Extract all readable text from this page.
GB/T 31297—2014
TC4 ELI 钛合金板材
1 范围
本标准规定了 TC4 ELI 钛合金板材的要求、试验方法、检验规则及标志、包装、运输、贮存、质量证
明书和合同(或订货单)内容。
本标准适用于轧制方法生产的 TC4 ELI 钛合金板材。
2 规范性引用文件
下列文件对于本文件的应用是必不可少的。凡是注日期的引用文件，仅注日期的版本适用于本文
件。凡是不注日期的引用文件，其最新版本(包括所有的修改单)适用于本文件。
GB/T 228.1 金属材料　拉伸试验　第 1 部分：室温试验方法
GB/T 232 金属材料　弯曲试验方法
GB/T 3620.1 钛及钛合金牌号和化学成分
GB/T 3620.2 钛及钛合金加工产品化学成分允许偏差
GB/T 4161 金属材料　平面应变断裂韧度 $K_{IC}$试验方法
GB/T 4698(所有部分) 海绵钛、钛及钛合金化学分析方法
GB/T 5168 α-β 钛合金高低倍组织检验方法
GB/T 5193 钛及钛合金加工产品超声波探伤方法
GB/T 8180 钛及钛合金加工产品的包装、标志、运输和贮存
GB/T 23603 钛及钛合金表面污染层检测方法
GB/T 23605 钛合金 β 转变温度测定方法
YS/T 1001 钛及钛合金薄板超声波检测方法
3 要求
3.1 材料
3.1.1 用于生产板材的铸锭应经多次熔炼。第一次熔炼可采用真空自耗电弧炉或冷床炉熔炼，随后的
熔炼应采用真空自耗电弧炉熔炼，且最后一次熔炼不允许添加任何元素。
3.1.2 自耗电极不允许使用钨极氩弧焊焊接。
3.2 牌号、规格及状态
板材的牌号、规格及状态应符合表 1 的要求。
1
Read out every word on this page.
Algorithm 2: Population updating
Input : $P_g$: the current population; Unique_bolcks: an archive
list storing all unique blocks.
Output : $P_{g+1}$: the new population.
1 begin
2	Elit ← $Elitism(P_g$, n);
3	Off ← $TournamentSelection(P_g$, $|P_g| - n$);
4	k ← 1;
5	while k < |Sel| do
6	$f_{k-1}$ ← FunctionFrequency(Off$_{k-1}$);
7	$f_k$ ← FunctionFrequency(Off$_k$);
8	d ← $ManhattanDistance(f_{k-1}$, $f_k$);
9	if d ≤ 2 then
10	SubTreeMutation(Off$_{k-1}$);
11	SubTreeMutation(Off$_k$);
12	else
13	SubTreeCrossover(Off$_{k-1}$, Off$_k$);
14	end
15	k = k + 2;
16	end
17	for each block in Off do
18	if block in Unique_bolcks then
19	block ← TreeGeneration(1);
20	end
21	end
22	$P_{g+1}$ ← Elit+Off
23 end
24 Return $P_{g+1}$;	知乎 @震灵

═══

■ WRITTEN TASK ■
Repeat every entry word for word.

■ RESPONSE TO THE TASK ■
Extract all readable text from this page.
GB/T 31297—2014
TC4 ELI 钛合金板材
1 范围
本标准规定了 TC4 ELI 钛合金板材的要求、试验方法、检验规则及标志、包装、运输、贮存、质量证
明书和合同(或订货单)内容。
本标准适用于轧制方法生产的 TC4 ELI 钛合金板材。
2 规范性引用文件
下列文件对于本文件的应用是必不可少的。凡是注日期的引用文件，仅注日期的版本适用于本文
件。凡是不注日期的引用文件，其最新版本(包括所有的修改单)适用于本文件。
GB/T 228.1 金属材料　拉伸试验　第 1 部分：室温试验方法
GB/T 232 金属材料　弯曲试验方法
GB/T 3620.1 钛及钛合金牌号和化学成分
GB/T 3620.2 钛及钛合金加工产品化学成分允许偏差
GB/T 4161 金属材料　平面应变断裂韧度 $K_{IC}$试验方法
GB/T 4698(所有部分) 海绵钛、钛及钛合金化学分析方法
GB/T 5168 α-β 钛合金高低倍组织检验方法
GB/T 5193 钛及钛合金加工产品超声波探伤方法
GB/T 8180 钛及钛合金加工产品的包装、标志、运输和贮存
GB/T 23603 钛及钛合金表面污染层检测方法
GB/T 23605 钛合金 β 转变温度测定方法
YS/T 1001 钛及钛合金薄板超声波检测方法
3 要求
3.1 材料
3.1.1 用于生产板材的铸锭应经多次熔炼。第一次熔炼可采用真空自耗电弧炉或冷床炉熔炼，随后的
熔炼应采用真空自耗电弧炉熔炼，且最后一次熔炼不允许添加任何元素。
3.1.2 自耗电极不允许使用钨极氩弧焊焊接。
3.2 牌号、规格及状态
板材的牌号、规格及状态应符合表 1 的要求。
1
Read out every word on this page.
Algorithm 2: Population updating
Input : $P_g$: the current population; Unique_bolcks: an archive
list storing all unique blocks.
Output : $P_{g+1}$: the new population.
1 begin
2	Elit ← $Elitism(P_g$, n);
3	Off ← $TournamentSelection(P_g$, $|P_g| - n$);
4	k ← 1;
5	while k < |Sel| do
6	$f_{k-1}$ ← FunctionFrequency(Off$_{k-1}$);
7	$f_k$ ← FunctionFrequency(Off$_k$);
8	d ← $ManhattanDistance(f_{k-1}$, $f_k$);
9	if d ≤ 2 then
10	SubTreeMutation(Off$_{k-1}$);
11	SubTreeMutation(Off$_k$);
12	else
13	SubTreeCrossover(Off$_{k-1}$, Off$_k$);
14	end
15	k = k + 2;
16	end
17	for each block in Off do
18	if block in Unique_bolcks then
19	block ← TreeGeneration(1);
20	end
21	end
22	$P_{g+1}$ ← Elit+Off
23 end
24 Return $P_{g+1}$;	知乎 @震灵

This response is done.